----- RECORDS PROVIDED

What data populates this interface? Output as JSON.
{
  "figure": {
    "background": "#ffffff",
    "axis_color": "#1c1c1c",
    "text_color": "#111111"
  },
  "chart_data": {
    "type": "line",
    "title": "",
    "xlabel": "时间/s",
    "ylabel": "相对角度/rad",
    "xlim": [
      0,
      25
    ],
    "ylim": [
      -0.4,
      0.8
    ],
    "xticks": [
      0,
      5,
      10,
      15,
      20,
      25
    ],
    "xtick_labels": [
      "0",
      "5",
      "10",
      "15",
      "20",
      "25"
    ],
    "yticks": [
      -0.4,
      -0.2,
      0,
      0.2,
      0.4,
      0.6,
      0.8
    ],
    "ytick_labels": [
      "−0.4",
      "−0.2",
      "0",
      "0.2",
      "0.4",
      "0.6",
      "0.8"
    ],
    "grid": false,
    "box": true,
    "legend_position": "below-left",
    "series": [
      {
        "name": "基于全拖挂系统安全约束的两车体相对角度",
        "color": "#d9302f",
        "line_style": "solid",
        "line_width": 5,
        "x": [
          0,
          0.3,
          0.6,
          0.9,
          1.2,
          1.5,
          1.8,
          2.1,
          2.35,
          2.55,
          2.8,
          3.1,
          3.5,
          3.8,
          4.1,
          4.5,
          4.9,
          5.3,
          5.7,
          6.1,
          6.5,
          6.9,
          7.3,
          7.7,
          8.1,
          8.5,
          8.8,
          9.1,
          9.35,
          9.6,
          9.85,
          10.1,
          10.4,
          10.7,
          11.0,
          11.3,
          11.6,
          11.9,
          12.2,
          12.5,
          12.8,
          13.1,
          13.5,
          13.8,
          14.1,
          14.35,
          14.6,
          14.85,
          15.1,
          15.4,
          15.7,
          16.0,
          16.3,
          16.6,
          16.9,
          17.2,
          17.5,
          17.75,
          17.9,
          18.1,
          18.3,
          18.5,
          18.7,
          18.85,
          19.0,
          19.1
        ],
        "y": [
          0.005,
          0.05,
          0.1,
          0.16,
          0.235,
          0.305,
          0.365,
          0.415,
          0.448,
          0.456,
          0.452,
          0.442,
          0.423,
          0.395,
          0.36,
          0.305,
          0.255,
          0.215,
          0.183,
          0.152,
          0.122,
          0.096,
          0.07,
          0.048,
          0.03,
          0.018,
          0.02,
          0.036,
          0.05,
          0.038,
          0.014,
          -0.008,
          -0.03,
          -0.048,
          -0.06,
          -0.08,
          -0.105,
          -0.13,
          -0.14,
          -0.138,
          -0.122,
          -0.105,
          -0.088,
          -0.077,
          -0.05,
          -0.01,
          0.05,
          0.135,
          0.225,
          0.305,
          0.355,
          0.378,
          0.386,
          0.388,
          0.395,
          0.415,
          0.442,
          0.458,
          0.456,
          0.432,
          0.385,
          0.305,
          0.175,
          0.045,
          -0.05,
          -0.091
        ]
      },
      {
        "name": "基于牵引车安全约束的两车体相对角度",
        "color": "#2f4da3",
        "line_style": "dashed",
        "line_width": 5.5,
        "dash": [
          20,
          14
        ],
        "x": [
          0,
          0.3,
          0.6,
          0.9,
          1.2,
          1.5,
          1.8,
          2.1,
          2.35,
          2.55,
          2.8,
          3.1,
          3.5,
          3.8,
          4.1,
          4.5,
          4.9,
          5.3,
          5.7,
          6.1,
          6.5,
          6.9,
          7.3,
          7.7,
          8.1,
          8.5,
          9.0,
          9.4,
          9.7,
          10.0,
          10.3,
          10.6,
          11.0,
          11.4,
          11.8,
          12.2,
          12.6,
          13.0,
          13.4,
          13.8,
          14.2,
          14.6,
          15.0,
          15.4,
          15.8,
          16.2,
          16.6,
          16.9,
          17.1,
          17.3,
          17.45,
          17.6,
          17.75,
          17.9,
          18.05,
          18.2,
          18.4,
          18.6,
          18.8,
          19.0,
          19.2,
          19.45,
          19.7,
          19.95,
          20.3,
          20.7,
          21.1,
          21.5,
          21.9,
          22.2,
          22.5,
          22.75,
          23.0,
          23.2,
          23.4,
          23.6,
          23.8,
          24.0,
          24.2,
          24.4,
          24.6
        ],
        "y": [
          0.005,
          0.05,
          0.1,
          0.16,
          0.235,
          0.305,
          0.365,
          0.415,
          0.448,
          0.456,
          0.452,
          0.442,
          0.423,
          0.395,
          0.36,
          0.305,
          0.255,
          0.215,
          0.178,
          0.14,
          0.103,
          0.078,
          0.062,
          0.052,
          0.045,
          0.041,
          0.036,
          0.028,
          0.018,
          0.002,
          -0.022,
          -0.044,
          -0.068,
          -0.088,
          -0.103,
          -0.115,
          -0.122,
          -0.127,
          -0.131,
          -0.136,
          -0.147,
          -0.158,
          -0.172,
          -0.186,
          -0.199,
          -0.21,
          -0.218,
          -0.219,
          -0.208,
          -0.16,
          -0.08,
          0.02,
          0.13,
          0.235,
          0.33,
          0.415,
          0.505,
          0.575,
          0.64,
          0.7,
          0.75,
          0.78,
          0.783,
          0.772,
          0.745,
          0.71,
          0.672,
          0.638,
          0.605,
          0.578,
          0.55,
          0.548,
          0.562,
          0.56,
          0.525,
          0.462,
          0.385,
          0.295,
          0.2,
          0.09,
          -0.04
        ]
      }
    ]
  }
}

----------
----- RECORDS PROVIDED

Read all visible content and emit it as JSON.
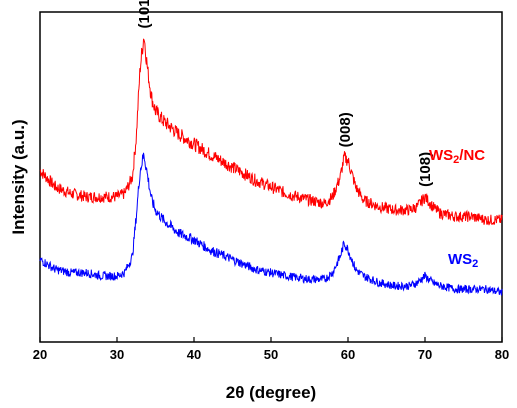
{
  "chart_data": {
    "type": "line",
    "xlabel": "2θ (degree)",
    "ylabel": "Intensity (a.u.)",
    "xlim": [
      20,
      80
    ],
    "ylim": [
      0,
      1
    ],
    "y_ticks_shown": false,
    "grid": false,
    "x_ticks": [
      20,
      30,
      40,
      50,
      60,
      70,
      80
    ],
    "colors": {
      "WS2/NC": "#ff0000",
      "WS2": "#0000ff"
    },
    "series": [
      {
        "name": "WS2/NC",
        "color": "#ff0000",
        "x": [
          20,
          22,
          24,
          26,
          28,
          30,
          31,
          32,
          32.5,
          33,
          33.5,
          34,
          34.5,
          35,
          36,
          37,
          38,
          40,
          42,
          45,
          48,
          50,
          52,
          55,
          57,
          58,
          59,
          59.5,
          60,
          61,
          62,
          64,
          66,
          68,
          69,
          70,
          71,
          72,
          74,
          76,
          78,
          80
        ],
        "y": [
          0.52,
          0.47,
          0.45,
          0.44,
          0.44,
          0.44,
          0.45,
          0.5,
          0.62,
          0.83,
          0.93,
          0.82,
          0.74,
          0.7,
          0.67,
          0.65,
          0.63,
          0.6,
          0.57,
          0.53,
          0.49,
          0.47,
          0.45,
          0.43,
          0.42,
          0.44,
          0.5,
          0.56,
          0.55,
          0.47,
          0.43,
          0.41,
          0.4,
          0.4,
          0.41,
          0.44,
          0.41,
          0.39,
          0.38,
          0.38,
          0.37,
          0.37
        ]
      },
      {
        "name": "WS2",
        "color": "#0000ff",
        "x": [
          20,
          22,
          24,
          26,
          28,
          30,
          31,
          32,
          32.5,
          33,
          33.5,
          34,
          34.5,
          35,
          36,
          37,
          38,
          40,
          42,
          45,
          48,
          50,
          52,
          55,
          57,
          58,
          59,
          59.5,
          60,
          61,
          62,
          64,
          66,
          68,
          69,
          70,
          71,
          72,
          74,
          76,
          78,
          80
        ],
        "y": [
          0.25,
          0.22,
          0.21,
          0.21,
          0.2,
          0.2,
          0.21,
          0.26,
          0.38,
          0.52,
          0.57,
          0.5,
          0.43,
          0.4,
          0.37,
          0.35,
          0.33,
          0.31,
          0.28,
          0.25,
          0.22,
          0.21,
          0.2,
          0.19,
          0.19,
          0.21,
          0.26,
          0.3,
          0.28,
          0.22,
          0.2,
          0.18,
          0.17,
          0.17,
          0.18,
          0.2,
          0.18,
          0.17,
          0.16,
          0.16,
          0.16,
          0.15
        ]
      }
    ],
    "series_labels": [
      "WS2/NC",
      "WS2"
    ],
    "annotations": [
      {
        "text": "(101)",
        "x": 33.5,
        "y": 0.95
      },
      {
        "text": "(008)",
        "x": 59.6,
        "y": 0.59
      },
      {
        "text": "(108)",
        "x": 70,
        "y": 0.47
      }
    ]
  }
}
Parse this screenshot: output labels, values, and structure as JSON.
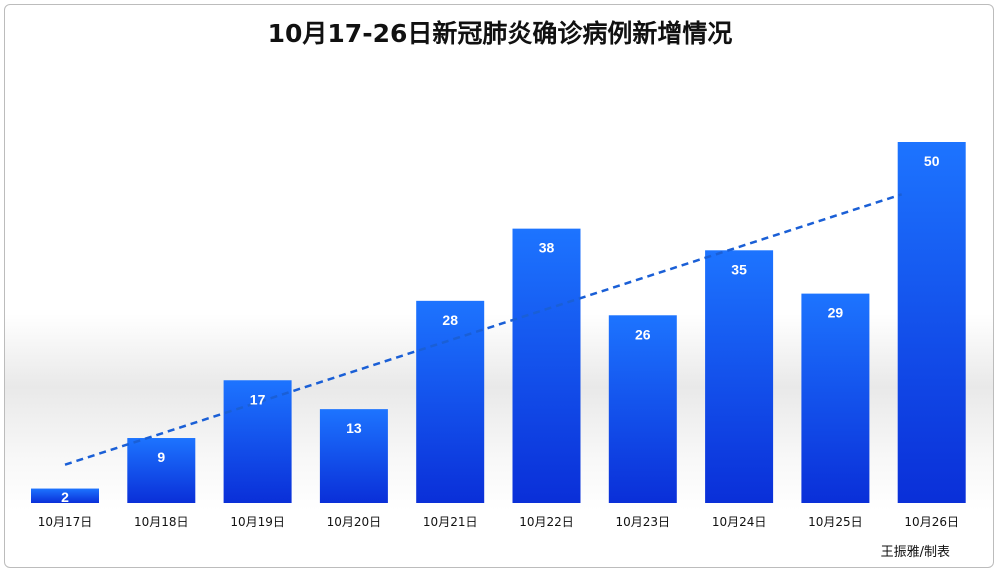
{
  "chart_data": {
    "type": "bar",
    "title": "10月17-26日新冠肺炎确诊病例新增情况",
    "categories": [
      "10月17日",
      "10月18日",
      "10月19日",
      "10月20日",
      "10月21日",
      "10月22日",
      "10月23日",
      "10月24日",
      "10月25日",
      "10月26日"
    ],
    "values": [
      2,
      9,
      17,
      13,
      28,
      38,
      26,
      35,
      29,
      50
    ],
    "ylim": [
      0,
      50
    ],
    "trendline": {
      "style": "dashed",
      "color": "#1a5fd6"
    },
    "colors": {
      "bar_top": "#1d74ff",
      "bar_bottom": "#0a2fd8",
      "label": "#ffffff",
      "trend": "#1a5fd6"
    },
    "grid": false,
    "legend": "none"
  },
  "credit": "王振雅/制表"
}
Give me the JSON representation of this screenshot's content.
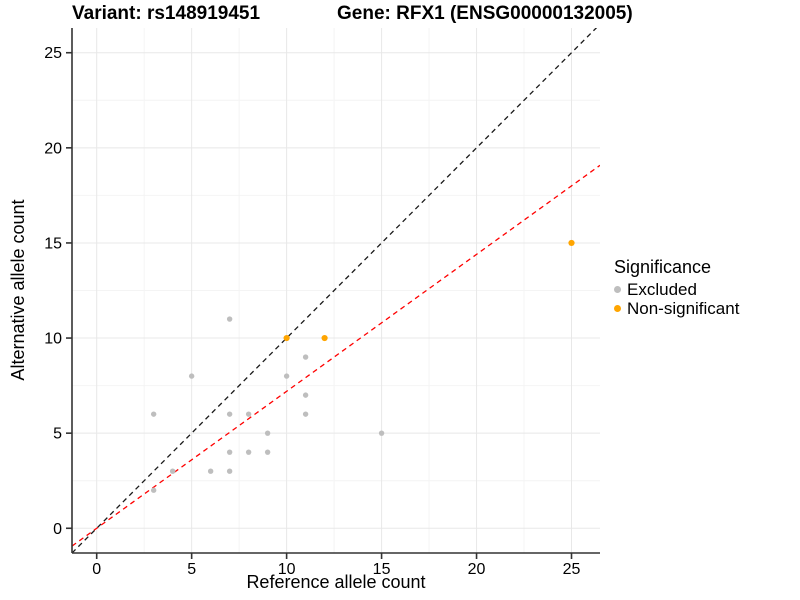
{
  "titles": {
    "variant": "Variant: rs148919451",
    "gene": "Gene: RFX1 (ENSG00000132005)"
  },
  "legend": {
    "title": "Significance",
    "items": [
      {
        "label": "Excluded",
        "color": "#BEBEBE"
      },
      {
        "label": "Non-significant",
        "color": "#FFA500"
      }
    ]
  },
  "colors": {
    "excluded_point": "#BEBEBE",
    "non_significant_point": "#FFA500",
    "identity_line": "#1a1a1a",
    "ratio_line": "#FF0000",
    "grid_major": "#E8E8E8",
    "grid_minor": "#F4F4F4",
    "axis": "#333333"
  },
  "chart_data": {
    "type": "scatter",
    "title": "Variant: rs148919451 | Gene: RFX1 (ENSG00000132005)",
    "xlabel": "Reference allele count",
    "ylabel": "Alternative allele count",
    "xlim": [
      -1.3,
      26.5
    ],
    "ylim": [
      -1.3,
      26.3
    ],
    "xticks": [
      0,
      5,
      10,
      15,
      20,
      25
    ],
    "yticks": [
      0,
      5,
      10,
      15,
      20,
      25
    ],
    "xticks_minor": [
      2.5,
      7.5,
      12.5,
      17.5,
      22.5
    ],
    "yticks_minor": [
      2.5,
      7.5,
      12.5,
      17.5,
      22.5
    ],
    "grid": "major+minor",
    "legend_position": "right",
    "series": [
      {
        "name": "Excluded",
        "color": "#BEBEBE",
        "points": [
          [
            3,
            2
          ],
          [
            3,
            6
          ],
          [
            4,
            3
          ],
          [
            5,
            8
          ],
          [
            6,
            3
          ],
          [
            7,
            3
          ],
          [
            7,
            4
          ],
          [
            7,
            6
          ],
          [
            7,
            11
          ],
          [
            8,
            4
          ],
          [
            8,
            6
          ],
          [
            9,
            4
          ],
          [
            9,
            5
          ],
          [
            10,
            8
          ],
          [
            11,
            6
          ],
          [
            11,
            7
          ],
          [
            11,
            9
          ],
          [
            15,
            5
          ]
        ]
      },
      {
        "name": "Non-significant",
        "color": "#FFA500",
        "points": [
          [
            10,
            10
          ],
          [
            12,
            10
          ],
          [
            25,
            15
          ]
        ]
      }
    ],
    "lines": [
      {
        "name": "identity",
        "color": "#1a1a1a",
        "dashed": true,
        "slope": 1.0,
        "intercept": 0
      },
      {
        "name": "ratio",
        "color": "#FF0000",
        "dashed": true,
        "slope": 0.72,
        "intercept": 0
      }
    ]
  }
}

----------

[WHAT IS REQUIRED] Give only the number of lines in the preceding material that contain the string "allele".

[RESULT] 2